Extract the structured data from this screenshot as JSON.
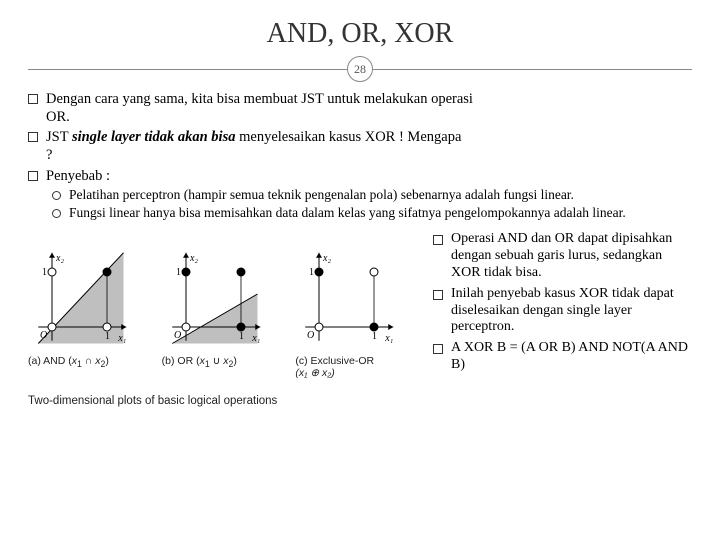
{
  "title": "AND, OR, XOR",
  "page": "28",
  "bullets": {
    "b1a": "Dengan cara yang sama, kita bisa membuat JST untuk melakukan operasi",
    "b1b": "OR.",
    "b2a": "JST ",
    "b2b": "single layer tidak akan bisa",
    "b2c": " menyelesaikan kasus XOR ! Mengapa",
    "b2d": "?",
    "b3": " Penyebab :",
    "s1": "Pelatihan perceptron (hampir semua teknik pengenalan pola) sebenarnya adalah fungsi linear.",
    "s2": "Fungsi linear hanya bisa memisahkan data dalam kelas yang sifatnya pengelompokannya adalah linear."
  },
  "right": {
    "r1": "Operasi AND dan OR dapat dipisahkan dengan sebuah garis lurus, sedangkan XOR tidak bisa.",
    "r2": "Inilah penyebab kasus XOR tidak dapat diselesaikan dengan single layer perceptron.",
    "r3": "A XOR B = (A OR B) AND NOT(A AND B)"
  },
  "figure": {
    "caption": "Two-dimensional plots of basic logical operations",
    "plots": [
      {
        "label_a": "(a) AND (",
        "label_b": "x",
        "label_c": "1",
        "label_d": " ∩ ",
        "label_e": "x",
        "label_f": "2",
        "label_g": ")",
        "shaded": true,
        "line_y1": -0.3,
        "line_y2": 1.35,
        "points": [
          {
            "x": 0,
            "y": 0,
            "fill": false
          },
          {
            "x": 1,
            "y": 0,
            "fill": false
          },
          {
            "x": 0,
            "y": 1,
            "fill": false
          },
          {
            "x": 1,
            "y": 1,
            "fill": true
          }
        ]
      },
      {
        "label_a": "(b) OR (",
        "label_b": "x",
        "label_c": "1",
        "label_d": " ∪ ",
        "label_e": "x",
        "label_f": "2",
        "label_g": ")",
        "shaded": true,
        "line_y1": -0.3,
        "line_y2": 0.6,
        "points": [
          {
            "x": 0,
            "y": 0,
            "fill": false
          },
          {
            "x": 1,
            "y": 0,
            "fill": true
          },
          {
            "x": 0,
            "y": 1,
            "fill": true
          },
          {
            "x": 1,
            "y": 1,
            "fill": true
          }
        ]
      },
      {
        "label_a": "(c) Exclusive-OR",
        "label2": "(x₁ ⊕ x₂)",
        "shaded": false,
        "points": [
          {
            "x": 0,
            "y": 0,
            "fill": false
          },
          {
            "x": 1,
            "y": 0,
            "fill": true
          },
          {
            "x": 0,
            "y": 1,
            "fill": true
          },
          {
            "x": 1,
            "y": 1,
            "fill": false
          }
        ]
      }
    ],
    "axis_color": "#000000",
    "point_stroke": "#000000",
    "point_fill": "#000000",
    "shade_color": "#bfbfbf",
    "grid_size": 100,
    "unit": 55
  }
}
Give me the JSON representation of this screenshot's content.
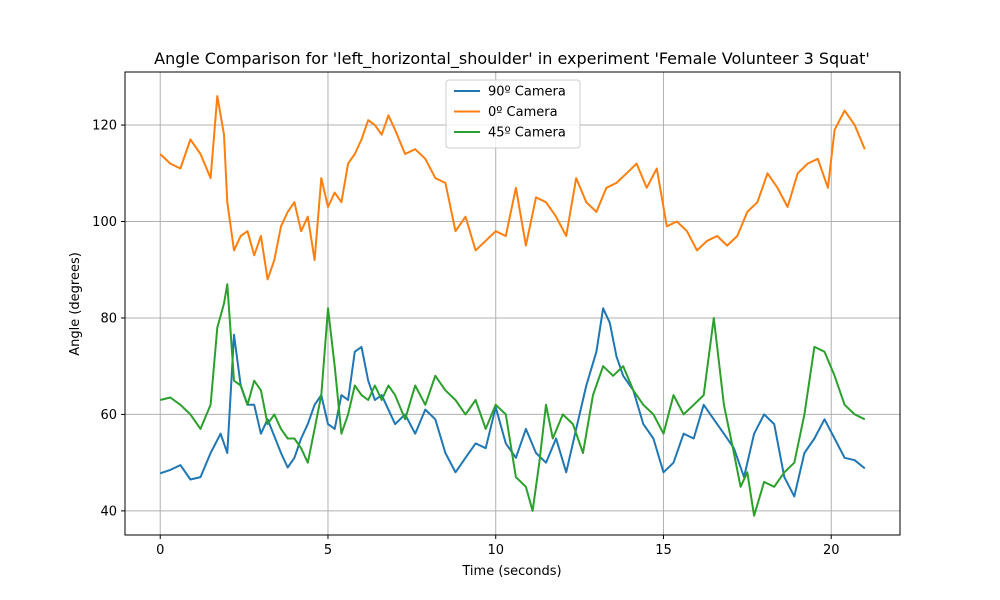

━━━━━━━━━━━━━━━━

**Given problem**
Write out all the entries again, word for word, and print no images.

**Full solution**
Extract the structured data from this screenshot as JSON.
{
  "title": "AND, OR, XOR",
  "page": "28",
  "bullets": {
    "b1a": "Dengan cara yang sama, kita bisa membuat JST untuk melakukan operasi",
    "b1b": "OR.",
    "b2a": "JST ",
    "b2b": "single layer tidak akan bisa",
    "b2c": " menyelesaikan kasus XOR ! Mengapa",
    "b2d": "?",
    "b3": " Penyebab :",
    "s1": "Pelatihan perceptron (hampir semua teknik pengenalan pola) sebenarnya adalah fungsi linear.",
    "s2": "Fungsi linear hanya bisa memisahkan data dalam kelas yang sifatnya pengelompokannya adalah linear."
  },
  "right": {
    "r1": "Operasi AND dan OR dapat dipisahkan dengan sebuah garis lurus, sedangkan XOR tidak bisa.",
    "r2": "Inilah penyebab kasus XOR tidak dapat diselesaikan dengan single layer perceptron.",
    "r3": "A XOR B = (A OR B) AND NOT(A AND B)"
  },
  "figure": {
    "caption": "Two-dimensional plots of basic logical operations",
    "plots": [
      {
        "label_a": "(a) AND (",
        "label_b": "x",
        "label_c": "1",
        "label_d": " ∩ ",
        "label_e": "x",
        "label_f": "2",
        "label_g": ")",
        "shaded": true,
        "line_y1": -0.3,
        "line_y2": 1.35,
        "points": [
          {
            "x": 0,
            "y": 0,
            "fill": false
          },
          {
            "x": 1,
            "y": 0,
            "fill": false
          },
          {
            "x": 0,
            "y": 1,
            "fill": false
          },
          {
            "x": 1,
            "y": 1,
            "fill": true
          }
        ]
      },
      {
        "label_a": "(b) OR (",
        "label_b": "x",
        "label_c": "1",
        "label_d": " ∪ ",
        "label_e": "x",
        "label_f": "2",
        "label_g": ")",
        "shaded": true,
        "line_y1": -0.3,
        "line_y2": 0.6,
        "points": [
          {
            "x": 0,
            "y": 0,
            "fill": false
          },
          {
            "x": 1,
            "y": 0,
            "fill": true
          },
          {
            "x": 0,
            "y": 1,
            "fill": true
          },
          {
            "x": 1,
            "y": 1,
            "fill": true
          }
        ]
      },
      {
        "label_a": "(c) Exclusive-OR",
        "label2": "(x₁ ⊕ x₂)",
        "shaded": false,
        "points": [
          {
            "x": 0,
            "y": 0,
            "fill": false
          },
          {
            "x": 1,
            "y": 0,
            "fill": true
          },
          {
            "x": 0,
            "y": 1,
            "fill": true
          },
          {
            "x": 1,
            "y": 1,
            "fill": false
          }
        ]
      }
    ],
    "axis_color": "#000000",
    "point_stroke": "#000000",
    "point_fill": "#000000",
    "shade_color": "#bfbfbf",
    "grid_size": 100,
    "unit": 55
  }
}
Give me the JSON representation of this screenshot's content.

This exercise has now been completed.